◆ **Problem description**
Write out the entire listing below exactly, with the pictures left out.

◆ **Extracted material**
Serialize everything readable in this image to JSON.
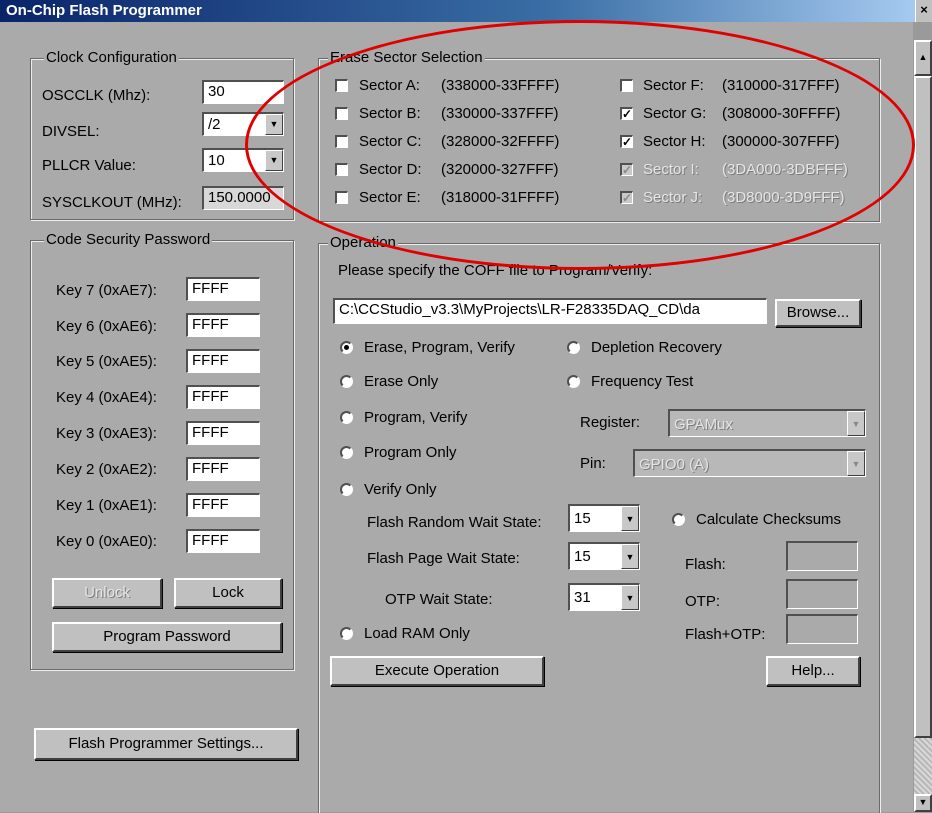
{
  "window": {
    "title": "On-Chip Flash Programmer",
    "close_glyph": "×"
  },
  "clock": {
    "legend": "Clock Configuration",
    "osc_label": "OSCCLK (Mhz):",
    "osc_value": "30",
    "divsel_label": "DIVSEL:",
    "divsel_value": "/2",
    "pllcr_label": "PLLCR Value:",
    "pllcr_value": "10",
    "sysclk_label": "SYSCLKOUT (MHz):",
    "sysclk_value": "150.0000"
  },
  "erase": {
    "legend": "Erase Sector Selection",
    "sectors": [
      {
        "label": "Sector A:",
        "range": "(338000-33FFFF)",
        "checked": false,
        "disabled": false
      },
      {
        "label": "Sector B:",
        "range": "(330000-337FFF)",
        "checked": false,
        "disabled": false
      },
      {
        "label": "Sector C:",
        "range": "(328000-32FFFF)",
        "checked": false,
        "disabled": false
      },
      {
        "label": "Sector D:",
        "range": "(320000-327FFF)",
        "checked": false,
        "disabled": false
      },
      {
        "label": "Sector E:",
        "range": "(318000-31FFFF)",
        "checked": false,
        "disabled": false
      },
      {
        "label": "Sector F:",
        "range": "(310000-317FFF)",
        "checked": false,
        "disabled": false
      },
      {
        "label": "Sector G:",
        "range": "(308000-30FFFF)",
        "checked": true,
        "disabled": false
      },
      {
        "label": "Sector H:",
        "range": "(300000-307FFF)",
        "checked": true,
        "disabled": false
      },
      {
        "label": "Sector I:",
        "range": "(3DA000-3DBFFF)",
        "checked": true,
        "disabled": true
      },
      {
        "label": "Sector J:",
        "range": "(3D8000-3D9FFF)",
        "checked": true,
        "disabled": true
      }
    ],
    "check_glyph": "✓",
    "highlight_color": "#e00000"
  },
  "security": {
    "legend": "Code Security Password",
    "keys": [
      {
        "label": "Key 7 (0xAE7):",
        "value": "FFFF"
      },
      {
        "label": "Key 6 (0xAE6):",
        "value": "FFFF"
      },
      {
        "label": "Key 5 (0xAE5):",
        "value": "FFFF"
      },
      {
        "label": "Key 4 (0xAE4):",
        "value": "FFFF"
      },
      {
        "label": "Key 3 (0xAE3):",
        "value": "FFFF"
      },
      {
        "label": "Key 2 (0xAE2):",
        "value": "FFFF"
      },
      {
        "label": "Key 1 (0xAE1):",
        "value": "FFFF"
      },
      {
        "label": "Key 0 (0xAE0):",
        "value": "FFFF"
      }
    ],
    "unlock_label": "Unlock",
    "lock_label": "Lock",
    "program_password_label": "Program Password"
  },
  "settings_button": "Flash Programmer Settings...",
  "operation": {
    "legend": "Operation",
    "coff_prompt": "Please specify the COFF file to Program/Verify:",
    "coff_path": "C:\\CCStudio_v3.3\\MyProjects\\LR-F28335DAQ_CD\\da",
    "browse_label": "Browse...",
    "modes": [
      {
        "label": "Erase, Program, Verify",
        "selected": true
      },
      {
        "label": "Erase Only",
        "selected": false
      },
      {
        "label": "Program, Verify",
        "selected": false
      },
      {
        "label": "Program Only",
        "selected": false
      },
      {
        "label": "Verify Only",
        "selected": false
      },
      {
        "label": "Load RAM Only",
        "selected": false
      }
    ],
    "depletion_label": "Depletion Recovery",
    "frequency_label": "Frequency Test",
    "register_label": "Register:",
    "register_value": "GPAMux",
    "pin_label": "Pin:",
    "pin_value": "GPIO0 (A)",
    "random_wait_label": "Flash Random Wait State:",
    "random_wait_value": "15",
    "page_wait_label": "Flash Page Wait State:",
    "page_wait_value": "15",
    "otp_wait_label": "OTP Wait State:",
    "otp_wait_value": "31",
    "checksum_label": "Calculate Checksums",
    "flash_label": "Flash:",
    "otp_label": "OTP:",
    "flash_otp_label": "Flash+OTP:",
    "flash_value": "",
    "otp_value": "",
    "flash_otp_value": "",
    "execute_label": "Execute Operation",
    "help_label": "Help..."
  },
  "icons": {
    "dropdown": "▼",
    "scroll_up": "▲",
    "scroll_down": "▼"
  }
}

◆ **Expected answer**
Serialize everything readable in this image to JSON.
{
  "window": {
    "title": "On-Chip Flash Programmer",
    "close_glyph": "×"
  },
  "clock": {
    "legend": "Clock Configuration",
    "osc_label": "OSCCLK (Mhz):",
    "osc_value": "30",
    "divsel_label": "DIVSEL:",
    "divsel_value": "/2",
    "pllcr_label": "PLLCR Value:",
    "pllcr_value": "10",
    "sysclk_label": "SYSCLKOUT (MHz):",
    "sysclk_value": "150.0000"
  },
  "erase": {
    "legend": "Erase Sector Selection",
    "sectors": [
      {
        "label": "Sector A:",
        "range": "(338000-33FFFF)",
        "checked": false,
        "disabled": false
      },
      {
        "label": "Sector B:",
        "range": "(330000-337FFF)",
        "checked": false,
        "disabled": false
      },
      {
        "label": "Sector C:",
        "range": "(328000-32FFFF)",
        "checked": false,
        "disabled": false
      },
      {
        "label": "Sector D:",
        "range": "(320000-327FFF)",
        "checked": false,
        "disabled": false
      },
      {
        "label": "Sector E:",
        "range": "(318000-31FFFF)",
        "checked": false,
        "disabled": false
      },
      {
        "label": "Sector F:",
        "range": "(310000-317FFF)",
        "checked": false,
        "disabled": false
      },
      {
        "label": "Sector G:",
        "range": "(308000-30FFFF)",
        "checked": true,
        "disabled": false
      },
      {
        "label": "Sector H:",
        "range": "(300000-307FFF)",
        "checked": true,
        "disabled": false
      },
      {
        "label": "Sector I:",
        "range": "(3DA000-3DBFFF)",
        "checked": true,
        "disabled": true
      },
      {
        "label": "Sector J:",
        "range": "(3D8000-3D9FFF)",
        "checked": true,
        "disabled": true
      }
    ],
    "check_glyph": "✓",
    "highlight_color": "#e00000"
  },
  "security": {
    "legend": "Code Security Password",
    "keys": [
      {
        "label": "Key 7 (0xAE7):",
        "value": "FFFF"
      },
      {
        "label": "Key 6 (0xAE6):",
        "value": "FFFF"
      },
      {
        "label": "Key 5 (0xAE5):",
        "value": "FFFF"
      },
      {
        "label": "Key 4 (0xAE4):",
        "value": "FFFF"
      },
      {
        "label": "Key 3 (0xAE3):",
        "value": "FFFF"
      },
      {
        "label": "Key 2 (0xAE2):",
        "value": "FFFF"
      },
      {
        "label": "Key 1 (0xAE1):",
        "value": "FFFF"
      },
      {
        "label": "Key 0 (0xAE0):",
        "value": "FFFF"
      }
    ],
    "unlock_label": "Unlock",
    "lock_label": "Lock",
    "program_password_label": "Program Password"
  },
  "settings_button": "Flash Programmer Settings...",
  "operation": {
    "legend": "Operation",
    "coff_prompt": "Please specify the COFF file to Program/Verify:",
    "coff_path": "C:\\CCStudio_v3.3\\MyProjects\\LR-F28335DAQ_CD\\da",
    "browse_label": "Browse...",
    "modes": [
      {
        "label": "Erase, Program, Verify",
        "selected": true
      },
      {
        "label": "Erase Only",
        "selected": false
      },
      {
        "label": "Program, Verify",
        "selected": false
      },
      {
        "label": "Program Only",
        "selected": false
      },
      {
        "label": "Verify Only",
        "selected": false
      },
      {
        "label": "Load RAM Only",
        "selected": false
      }
    ],
    "depletion_label": "Depletion Recovery",
    "frequency_label": "Frequency Test",
    "register_label": "Register:",
    "register_value": "GPAMux",
    "pin_label": "Pin:",
    "pin_value": "GPIO0 (A)",
    "random_wait_label": "Flash Random Wait State:",
    "random_wait_value": "15",
    "page_wait_label": "Flash Page Wait State:",
    "page_wait_value": "15",
    "otp_wait_label": "OTP Wait State:",
    "otp_wait_value": "31",
    "checksum_label": "Calculate Checksums",
    "flash_label": "Flash:",
    "otp_label": "OTP:",
    "flash_otp_label": "Flash+OTP:",
    "flash_value": "",
    "otp_value": "",
    "flash_otp_value": "",
    "execute_label": "Execute Operation",
    "help_label": "Help..."
  },
  "icons": {
    "dropdown": "▼",
    "scroll_up": "▲",
    "scroll_down": "▼"
  }
}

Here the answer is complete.